### [GOAL]
Within the listing below, locate all lines containing the word "handle". Copy each one.

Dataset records

=-=-=

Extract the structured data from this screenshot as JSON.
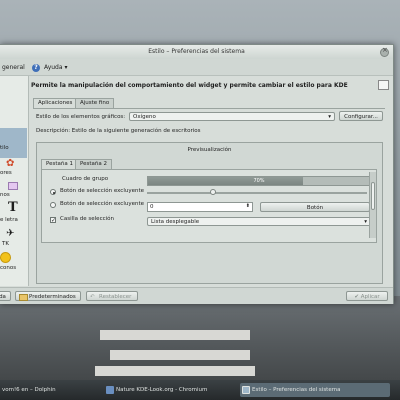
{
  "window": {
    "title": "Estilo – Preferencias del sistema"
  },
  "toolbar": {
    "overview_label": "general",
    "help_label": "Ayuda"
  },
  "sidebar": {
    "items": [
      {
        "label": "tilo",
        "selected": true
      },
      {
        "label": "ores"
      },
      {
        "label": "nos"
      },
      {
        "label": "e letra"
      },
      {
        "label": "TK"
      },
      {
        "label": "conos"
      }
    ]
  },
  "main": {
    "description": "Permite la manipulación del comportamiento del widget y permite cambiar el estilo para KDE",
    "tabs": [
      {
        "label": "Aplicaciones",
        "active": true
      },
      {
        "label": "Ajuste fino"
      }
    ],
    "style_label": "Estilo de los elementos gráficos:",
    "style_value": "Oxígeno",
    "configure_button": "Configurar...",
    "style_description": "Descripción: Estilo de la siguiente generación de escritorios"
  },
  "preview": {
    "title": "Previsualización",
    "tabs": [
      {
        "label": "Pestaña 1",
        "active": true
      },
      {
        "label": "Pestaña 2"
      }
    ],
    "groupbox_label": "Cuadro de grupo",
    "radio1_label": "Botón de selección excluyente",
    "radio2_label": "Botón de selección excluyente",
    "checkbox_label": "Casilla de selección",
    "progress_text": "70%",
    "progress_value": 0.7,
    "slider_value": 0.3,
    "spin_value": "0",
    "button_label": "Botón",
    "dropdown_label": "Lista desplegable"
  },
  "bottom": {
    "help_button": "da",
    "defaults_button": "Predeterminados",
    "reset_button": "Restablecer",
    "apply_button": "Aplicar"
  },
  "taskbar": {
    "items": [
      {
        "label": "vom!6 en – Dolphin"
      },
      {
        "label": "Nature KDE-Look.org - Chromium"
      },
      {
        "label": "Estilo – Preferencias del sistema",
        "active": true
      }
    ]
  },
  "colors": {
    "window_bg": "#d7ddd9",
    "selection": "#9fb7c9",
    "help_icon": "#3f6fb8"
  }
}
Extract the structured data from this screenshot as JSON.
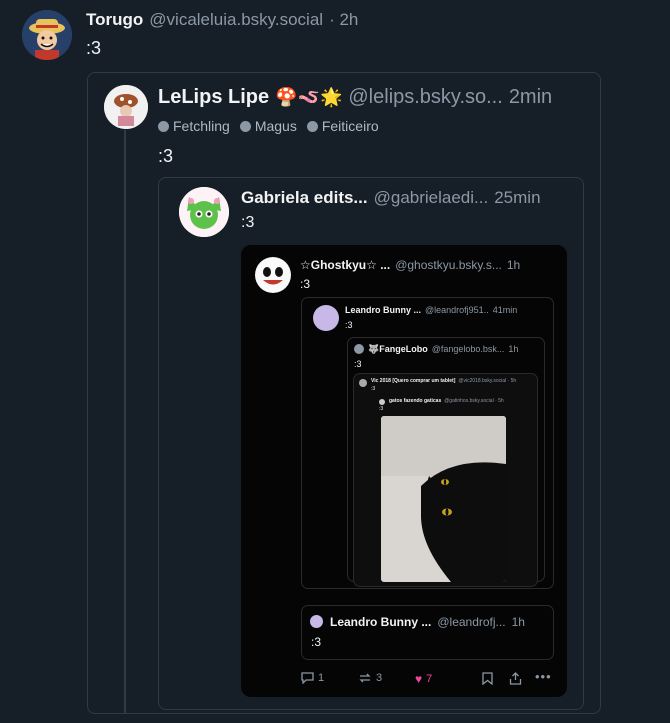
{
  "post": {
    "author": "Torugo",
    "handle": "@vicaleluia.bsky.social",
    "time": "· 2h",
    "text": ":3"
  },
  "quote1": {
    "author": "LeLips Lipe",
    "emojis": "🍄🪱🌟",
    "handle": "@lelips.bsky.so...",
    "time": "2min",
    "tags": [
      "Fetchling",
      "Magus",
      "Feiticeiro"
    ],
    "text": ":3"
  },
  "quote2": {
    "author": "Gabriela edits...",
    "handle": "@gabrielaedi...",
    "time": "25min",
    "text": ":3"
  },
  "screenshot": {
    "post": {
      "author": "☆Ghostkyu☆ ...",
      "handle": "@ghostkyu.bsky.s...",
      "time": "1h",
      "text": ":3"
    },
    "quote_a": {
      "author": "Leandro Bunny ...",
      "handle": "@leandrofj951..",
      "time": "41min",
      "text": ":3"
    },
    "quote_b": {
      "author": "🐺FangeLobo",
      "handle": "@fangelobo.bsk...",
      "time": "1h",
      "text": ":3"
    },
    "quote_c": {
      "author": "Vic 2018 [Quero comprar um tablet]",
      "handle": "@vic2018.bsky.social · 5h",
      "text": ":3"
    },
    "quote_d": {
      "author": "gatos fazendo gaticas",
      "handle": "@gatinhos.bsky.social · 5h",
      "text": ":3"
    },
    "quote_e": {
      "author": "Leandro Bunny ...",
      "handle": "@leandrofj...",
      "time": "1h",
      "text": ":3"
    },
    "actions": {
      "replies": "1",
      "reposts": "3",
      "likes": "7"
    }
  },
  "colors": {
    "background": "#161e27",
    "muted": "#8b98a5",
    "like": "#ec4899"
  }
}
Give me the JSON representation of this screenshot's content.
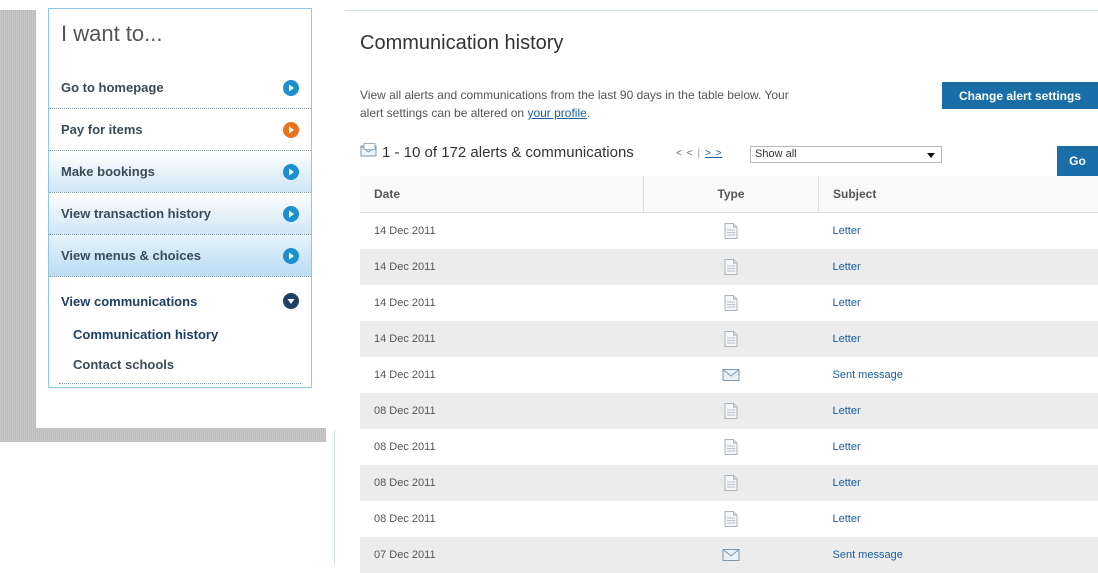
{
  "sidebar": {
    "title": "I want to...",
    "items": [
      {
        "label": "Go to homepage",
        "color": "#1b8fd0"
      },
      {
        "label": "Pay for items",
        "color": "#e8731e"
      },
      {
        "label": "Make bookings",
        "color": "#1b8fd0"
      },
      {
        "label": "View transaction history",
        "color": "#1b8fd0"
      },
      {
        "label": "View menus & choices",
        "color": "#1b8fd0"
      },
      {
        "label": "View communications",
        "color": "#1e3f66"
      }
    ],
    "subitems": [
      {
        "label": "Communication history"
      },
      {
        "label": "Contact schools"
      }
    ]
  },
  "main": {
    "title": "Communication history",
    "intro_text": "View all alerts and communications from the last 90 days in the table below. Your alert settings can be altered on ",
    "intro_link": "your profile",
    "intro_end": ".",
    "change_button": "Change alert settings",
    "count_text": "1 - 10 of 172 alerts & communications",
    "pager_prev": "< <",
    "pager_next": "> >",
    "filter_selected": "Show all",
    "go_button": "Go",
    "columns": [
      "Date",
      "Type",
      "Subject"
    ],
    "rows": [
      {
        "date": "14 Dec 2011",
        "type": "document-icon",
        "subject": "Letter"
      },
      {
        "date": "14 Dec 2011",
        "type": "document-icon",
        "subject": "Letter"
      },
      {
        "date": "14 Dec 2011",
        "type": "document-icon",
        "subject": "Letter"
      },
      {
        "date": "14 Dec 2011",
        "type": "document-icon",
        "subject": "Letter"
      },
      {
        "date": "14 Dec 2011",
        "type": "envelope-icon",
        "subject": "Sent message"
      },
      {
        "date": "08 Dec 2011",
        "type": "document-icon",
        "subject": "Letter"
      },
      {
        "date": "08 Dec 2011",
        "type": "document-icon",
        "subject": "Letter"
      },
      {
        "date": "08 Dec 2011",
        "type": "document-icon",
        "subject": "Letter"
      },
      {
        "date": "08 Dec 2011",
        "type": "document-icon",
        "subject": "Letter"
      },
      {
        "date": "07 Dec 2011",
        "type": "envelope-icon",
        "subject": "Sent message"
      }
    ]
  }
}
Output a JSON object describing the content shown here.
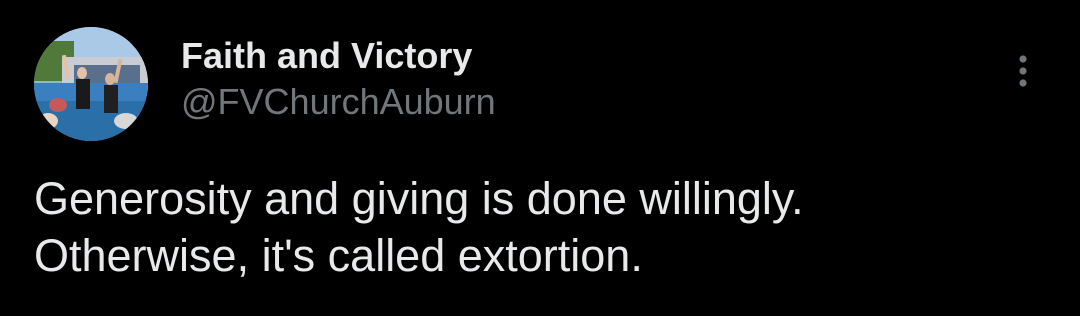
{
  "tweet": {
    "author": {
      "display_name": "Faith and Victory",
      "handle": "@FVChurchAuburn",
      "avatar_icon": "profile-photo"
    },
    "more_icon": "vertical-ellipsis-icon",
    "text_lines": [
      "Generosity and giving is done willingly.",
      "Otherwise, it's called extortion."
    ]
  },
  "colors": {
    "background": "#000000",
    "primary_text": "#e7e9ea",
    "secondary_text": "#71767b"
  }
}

=-=-=

### [WRITTEN SOLUTION]
    "handle": "@vicaleluia.bsky.social",
    "handle": "@lelips.bsky.so...",
    "handle": "@gabrielaedi...",
      "handle": "@ghostkyu.bsky.s...",
      "handle": "@leandrofj951..",
      "handle": "@fangelobo.bsk...",
      "handle": "@vic2018.bsky.social · 5h",
      "handle": "@gatinhos.bsky.social · 5h",
      "handle": "@leandrofj...",
      "handle": "@FVChurchAuburn",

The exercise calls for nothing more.